* BEGIN DATA FOR THIS TASK *

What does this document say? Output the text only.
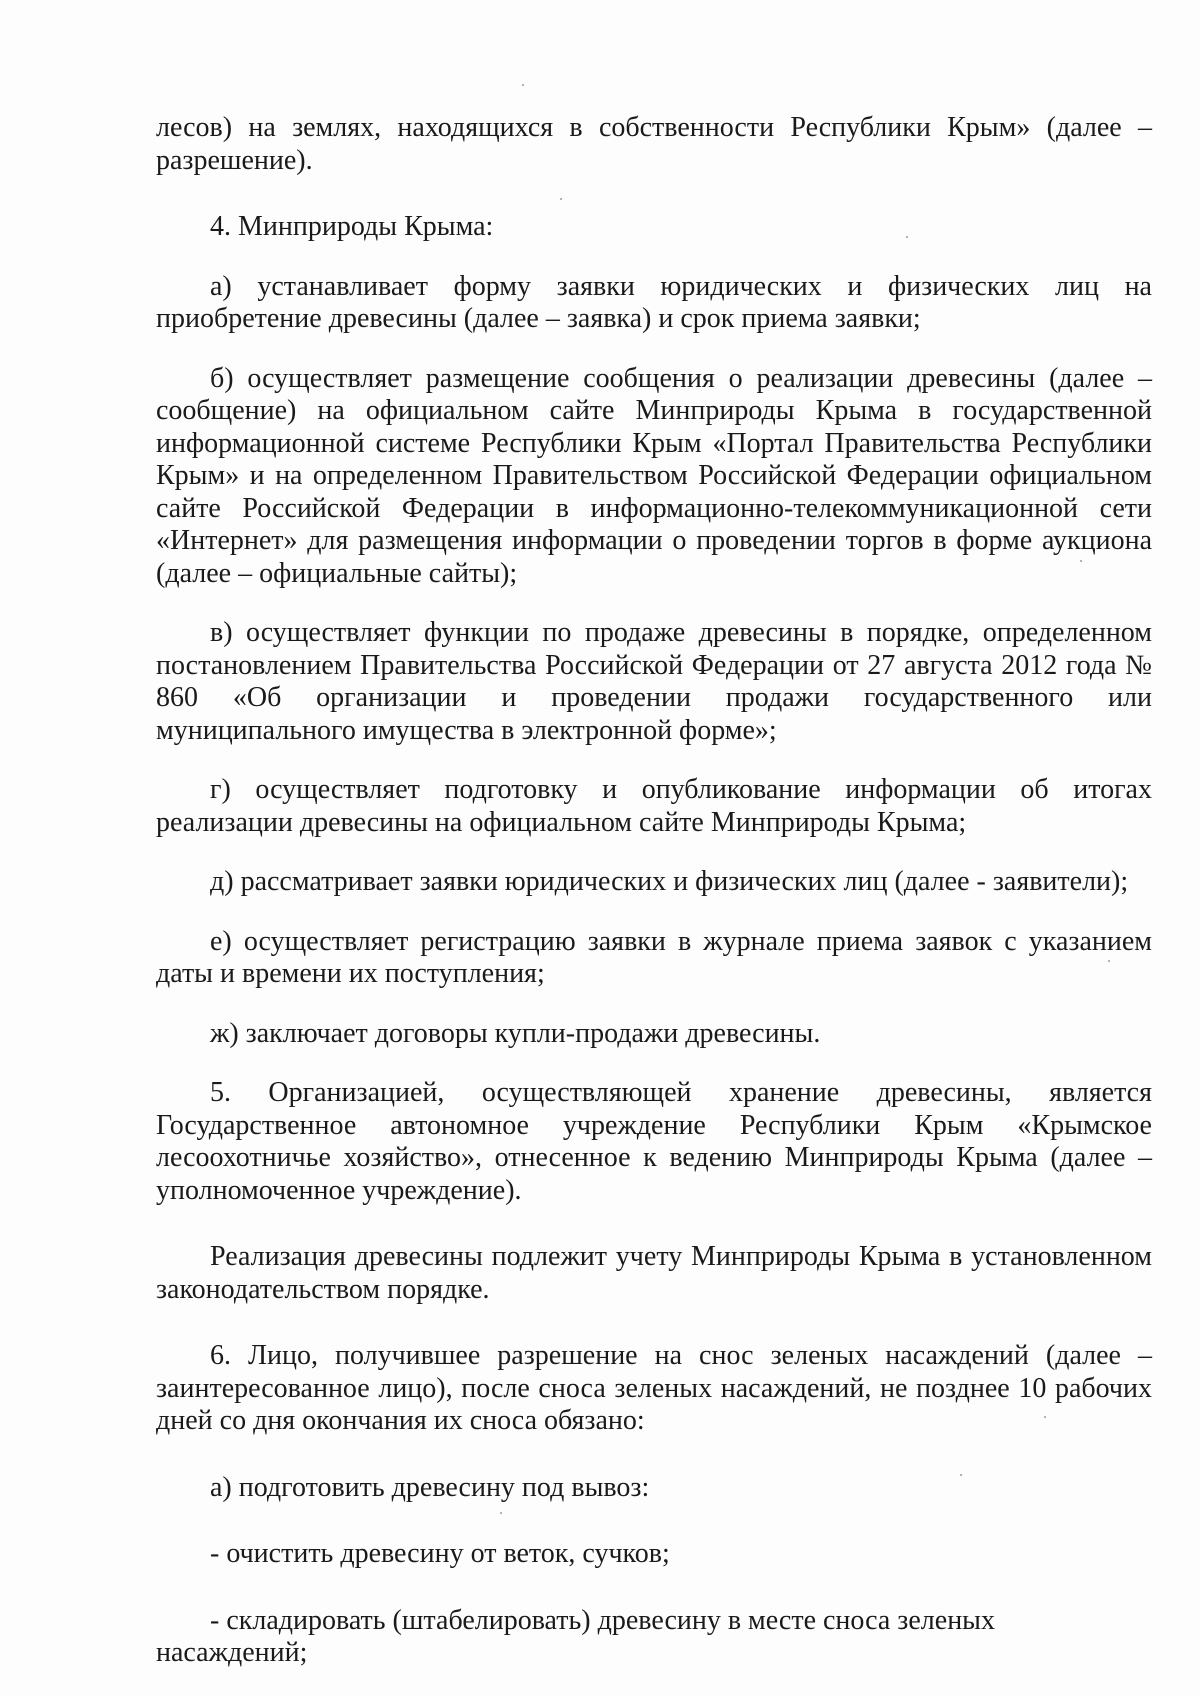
лесов) на землях, находящихся в собственности Республики Крым» (далее – разрешение).

4. Минприроды Крыма:

а) устанавливает форму заявки юридических и физических лиц на приобретение древесины (далее – заявка) и срок приема заявки;

б) осуществляет размещение сообщения о реализации древесины (далее – сообщение) на официальном сайте Минприроды Крыма в государственной информационной системе Республики Крым «Портал Правительства Республики Крым» и на определенном Правительством Российской Федерации официальном сайте Российской Федерации в информационно-телекоммуникационной сети «Интернет» для размещения информации о проведении торгов в форме аукциона (далее – официальные сайты);

в) осуществляет функции по продаже древесины в порядке, определенном постановлением Правительства Российской Федерации от 27 августа 2012 года № 860 «Об организации и проведении продажи государственного или муниципального имущества в электронной форме»;

г) осуществляет подготовку и опубликование информации об итогах реализации древесины на официальном сайте Минприроды Крыма;

д) рассматривает заявки юридических и физических лиц (далее - заявители);

е) осуществляет регистрацию заявки в журнале приема заявок с указанием даты и времени их поступления;

ж) заключает договоры купли-продажи древесины.

5. Организацией, осуществляющей хранение древесины, является Государственное автономное учреждение Республики Крым «Крымское лесоохотничье хозяйство», отнесенное к ведению Минприроды Крыма (далее – уполномоченное учреждение).

Реализация древесины подлежит учету Минприроды Крыма в установленном законодательством порядке.

6. Лицо, получившее разрешение на снос зеленых насаждений (далее – заинтересованное лицо), после сноса зеленых насаждений, не позднее 10 рабочих дней со дня окончания их сноса обязано:

а) подготовить древесину под вывоз:

- очистить древесину от веток, сучков;

- складировать (штабелировать) древесину в месте сноса зеленых насаждений;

* END DATA FOR THIS TASK *

## [WHAT YOU NEED TO DO]
The answer must consist solely of the number of lines in the entries that contain the word "физических".

## [REPLY]
2